- DO THIS: The records below must be written out exactly, with every picture left behind.

-=-=-=-=-

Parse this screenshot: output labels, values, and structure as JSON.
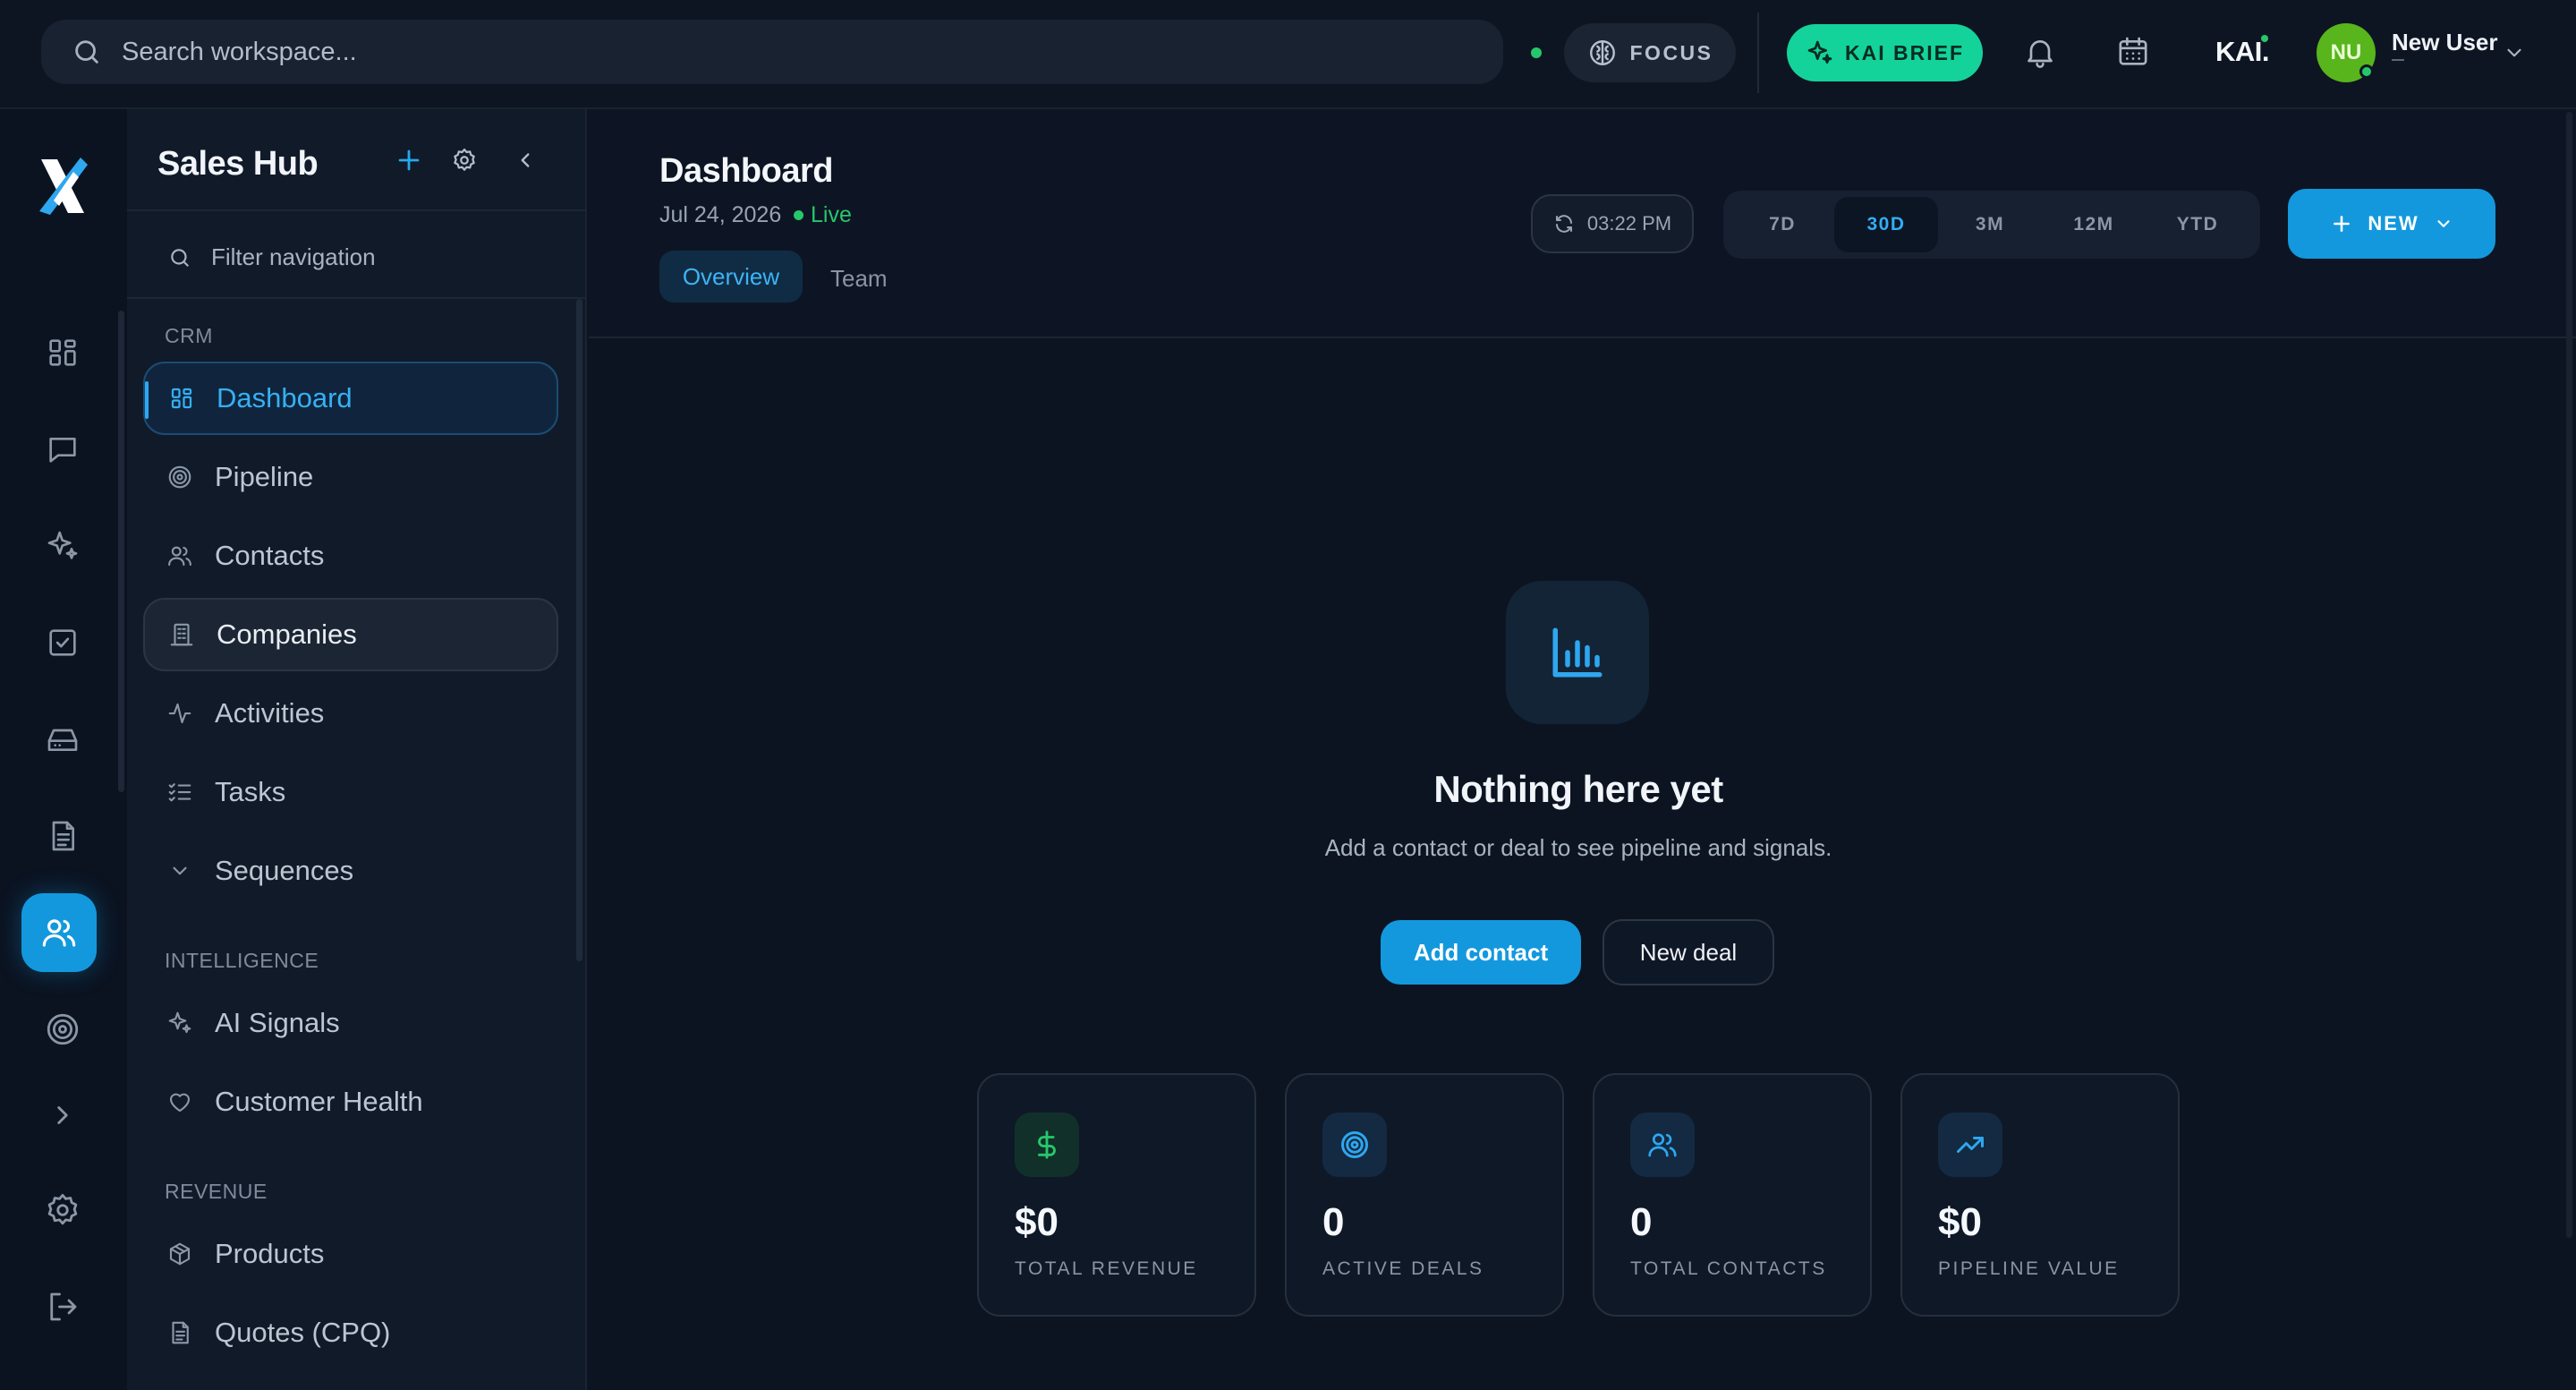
{
  "topbar": {
    "search_placeholder": "Search workspace...",
    "focus_label": "FOCUS",
    "kai_brief_label": "KAI BRIEF",
    "brand_text": "KAI.",
    "user": {
      "initials": "NU",
      "name": "New User",
      "subtitle": "—"
    }
  },
  "sidebar": {
    "title": "Sales Hub",
    "filter_placeholder": "Filter navigation",
    "sections": [
      {
        "label": "CRM",
        "items": [
          {
            "label": "Dashboard",
            "icon": "grid-icon",
            "state": "active"
          },
          {
            "label": "Pipeline",
            "icon": "target-icon"
          },
          {
            "label": "Contacts",
            "icon": "users-icon"
          },
          {
            "label": "Companies",
            "icon": "building-icon",
            "state": "hover"
          },
          {
            "label": "Activities",
            "icon": "activity-icon"
          },
          {
            "label": "Tasks",
            "icon": "list-check-icon"
          },
          {
            "label": "Sequences",
            "icon": "chevron-down-icon"
          }
        ]
      },
      {
        "label": "INTELLIGENCE",
        "items": [
          {
            "label": "AI Signals",
            "icon": "sparkle-icon"
          },
          {
            "label": "Customer Health",
            "icon": "heart-icon"
          }
        ]
      },
      {
        "label": "REVENUE",
        "items": [
          {
            "label": "Products",
            "icon": "box-icon"
          },
          {
            "label": "Quotes (CPQ)",
            "icon": "document-icon"
          }
        ]
      }
    ]
  },
  "header": {
    "title": "Dashboard",
    "date": "Jul 24, 2026",
    "live_label": "Live",
    "tabs": [
      {
        "label": "Overview",
        "active": true
      },
      {
        "label": "Team",
        "active": false
      }
    ],
    "time": "03:22 PM",
    "ranges": [
      {
        "label": "7D",
        "active": false
      },
      {
        "label": "30D",
        "active": true
      },
      {
        "label": "3M",
        "active": false
      },
      {
        "label": "12M",
        "active": false
      },
      {
        "label": "YTD",
        "active": false
      }
    ],
    "new_label": "NEW"
  },
  "empty_state": {
    "title": "Nothing here yet",
    "subtitle": "Add a contact or deal to see pipeline and signals.",
    "primary_label": "Add contact",
    "secondary_label": "New deal"
  },
  "stats": [
    {
      "value": "$0",
      "label": "TOTAL REVENUE",
      "icon": "dollar-icon",
      "color": "#27c76b"
    },
    {
      "value": "0",
      "label": "ACTIVE DEALS",
      "icon": "target-icon",
      "color": "#2ea7ef"
    },
    {
      "value": "0",
      "label": "TOTAL CONTACTS",
      "icon": "users-icon",
      "color": "#2ea7ef"
    },
    {
      "value": "$0",
      "label": "PIPELINE VALUE",
      "icon": "trending-up-icon",
      "color": "#2ea7ef"
    }
  ],
  "colors": {
    "accent": "#1398de",
    "success": "#14d39a",
    "live": "#27c76b",
    "background": "#0c1422"
  }
}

-=-=-=-=-

- SOLUTION:
Parse this screenshot: output labels, values, and structure as JSON.
{
  "topbar": {
    "search_placeholder": "Search workspace...",
    "focus_label": "FOCUS",
    "kai_brief_label": "KAI BRIEF",
    "brand_text": "KAI.",
    "user": {
      "initials": "NU",
      "name": "New User",
      "subtitle": "—"
    }
  },
  "sidebar": {
    "title": "Sales Hub",
    "filter_placeholder": "Filter navigation",
    "sections": [
      {
        "label": "CRM",
        "items": [
          {
            "label": "Dashboard",
            "icon": "grid-icon",
            "state": "active"
          },
          {
            "label": "Pipeline",
            "icon": "target-icon"
          },
          {
            "label": "Contacts",
            "icon": "users-icon"
          },
          {
            "label": "Companies",
            "icon": "building-icon",
            "state": "hover"
          },
          {
            "label": "Activities",
            "icon": "activity-icon"
          },
          {
            "label": "Tasks",
            "icon": "list-check-icon"
          },
          {
            "label": "Sequences",
            "icon": "chevron-down-icon"
          }
        ]
      },
      {
        "label": "INTELLIGENCE",
        "items": [
          {
            "label": "AI Signals",
            "icon": "sparkle-icon"
          },
          {
            "label": "Customer Health",
            "icon": "heart-icon"
          }
        ]
      },
      {
        "label": "REVENUE",
        "items": [
          {
            "label": "Products",
            "icon": "box-icon"
          },
          {
            "label": "Quotes (CPQ)",
            "icon": "document-icon"
          }
        ]
      }
    ]
  },
  "header": {
    "title": "Dashboard",
    "date": "Jul 24, 2026",
    "live_label": "Live",
    "tabs": [
      {
        "label": "Overview",
        "active": true
      },
      {
        "label": "Team",
        "active": false
      }
    ],
    "time": "03:22 PM",
    "ranges": [
      {
        "label": "7D",
        "active": false
      },
      {
        "label": "30D",
        "active": true
      },
      {
        "label": "3M",
        "active": false
      },
      {
        "label": "12M",
        "active": false
      },
      {
        "label": "YTD",
        "active": false
      }
    ],
    "new_label": "NEW"
  },
  "empty_state": {
    "title": "Nothing here yet",
    "subtitle": "Add a contact or deal to see pipeline and signals.",
    "primary_label": "Add contact",
    "secondary_label": "New deal"
  },
  "stats": [
    {
      "value": "$0",
      "label": "TOTAL REVENUE",
      "icon": "dollar-icon",
      "color": "#27c76b"
    },
    {
      "value": "0",
      "label": "ACTIVE DEALS",
      "icon": "target-icon",
      "color": "#2ea7ef"
    },
    {
      "value": "0",
      "label": "TOTAL CONTACTS",
      "icon": "users-icon",
      "color": "#2ea7ef"
    },
    {
      "value": "$0",
      "label": "PIPELINE VALUE",
      "icon": "trending-up-icon",
      "color": "#2ea7ef"
    }
  ],
  "colors": {
    "accent": "#1398de",
    "success": "#14d39a",
    "live": "#27c76b",
    "background": "#0c1422"
  }
}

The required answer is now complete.